------ Data provided

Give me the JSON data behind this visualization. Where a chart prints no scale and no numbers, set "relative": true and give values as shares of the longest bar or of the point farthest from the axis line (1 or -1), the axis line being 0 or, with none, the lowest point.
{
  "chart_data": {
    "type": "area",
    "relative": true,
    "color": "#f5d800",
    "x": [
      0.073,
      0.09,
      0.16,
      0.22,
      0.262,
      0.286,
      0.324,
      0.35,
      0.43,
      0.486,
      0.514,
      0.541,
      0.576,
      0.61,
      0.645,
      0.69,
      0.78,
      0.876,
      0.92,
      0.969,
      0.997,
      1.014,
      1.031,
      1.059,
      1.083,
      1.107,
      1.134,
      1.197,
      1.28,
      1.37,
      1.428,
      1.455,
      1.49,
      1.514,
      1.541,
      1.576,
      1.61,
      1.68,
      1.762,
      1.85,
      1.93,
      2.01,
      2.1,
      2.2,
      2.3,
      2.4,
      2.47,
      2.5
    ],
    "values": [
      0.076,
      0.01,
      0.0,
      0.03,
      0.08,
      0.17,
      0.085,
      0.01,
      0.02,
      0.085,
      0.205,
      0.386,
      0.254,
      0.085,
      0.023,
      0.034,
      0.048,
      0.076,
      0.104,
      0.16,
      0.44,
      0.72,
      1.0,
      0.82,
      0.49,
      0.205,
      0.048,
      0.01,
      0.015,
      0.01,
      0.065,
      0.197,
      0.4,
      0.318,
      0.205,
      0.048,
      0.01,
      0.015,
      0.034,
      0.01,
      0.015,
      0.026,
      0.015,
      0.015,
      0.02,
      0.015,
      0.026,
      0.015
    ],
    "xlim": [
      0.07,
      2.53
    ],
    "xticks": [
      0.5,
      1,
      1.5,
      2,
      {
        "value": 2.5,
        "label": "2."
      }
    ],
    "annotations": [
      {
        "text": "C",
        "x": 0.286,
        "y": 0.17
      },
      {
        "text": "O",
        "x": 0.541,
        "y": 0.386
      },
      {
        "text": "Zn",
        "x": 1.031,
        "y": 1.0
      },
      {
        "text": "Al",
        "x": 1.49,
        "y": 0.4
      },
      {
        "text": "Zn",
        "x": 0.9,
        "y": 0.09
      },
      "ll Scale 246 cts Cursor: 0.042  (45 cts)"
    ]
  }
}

------------

* **Short problem**: Copy out all of the lines above exactly.

* **Solution to this task**:
Give me the JSON data behind this visualization. Where a chart prints no scale and no numbers, set "relative": true and give values as shares of the longest bar or of the point farthest from the axis line (1 or -1), the axis line being 0 or, with none, the lowest point.
{
  "chart_data": {
    "type": "area",
    "relative": true,
    "color": "#f5d800",
    "x": [
      0.073,
      0.09,
      0.16,
      0.22,
      0.262,
      0.286,
      0.324,
      0.35,
      0.43,
      0.486,
      0.514,
      0.541,
      0.576,
      0.61,
      0.645,
      0.69,
      0.78,
      0.876,
      0.92,
      0.969,
      0.997,
      1.014,
      1.031,
      1.059,
      1.083,
      1.107,
      1.134,
      1.197,
      1.28,
      1.37,
      1.428,
      1.455,
      1.49,
      1.514,
      1.541,
      1.576,
      1.61,
      1.68,
      1.762,
      1.85,
      1.93,
      2.01,
      2.1,
      2.2,
      2.3,
      2.4,
      2.47,
      2.5
    ],
    "values": [
      0.076,
      0.01,
      0.0,
      0.03,
      0.08,
      0.17,
      0.085,
      0.01,
      0.02,
      0.085,
      0.205,
      0.386,
      0.254,
      0.085,
      0.023,
      0.034,
      0.048,
      0.076,
      0.104,
      0.16,
      0.44,
      0.72,
      1.0,
      0.82,
      0.49,
      0.205,
      0.048,
      0.01,
      0.015,
      0.01,
      0.065,
      0.197,
      0.4,
      0.318,
      0.205,
      0.048,
      0.01,
      0.015,
      0.034,
      0.01,
      0.015,
      0.026,
      0.015,
      0.015,
      0.02,
      0.015,
      0.026,
      0.015
    ],
    "xlim": [
      0.07,
      2.53
    ],
    "xticks": [
      0.5,
      1,
      1.5,
      2,
      {
        "value": 2.5,
        "label": "2."
      }
    ],
    "annotations": [
      {
        "text": "C",
        "x": 0.286,
        "y": 0.17
      },
      {
        "text": "O",
        "x": 0.541,
        "y": 0.386
      },
      {
        "text": "Zn",
        "x": 1.031,
        "y": 1.0
      },
      {
        "text": "Al",
        "x": 1.49,
        "y": 0.4
      },
      {
        "text": "Zn",
        "x": 0.9,
        "y": 0.09
      },
      "ll Scale 246 cts Cursor: 0.042  (45 cts)"
    ]
  }
}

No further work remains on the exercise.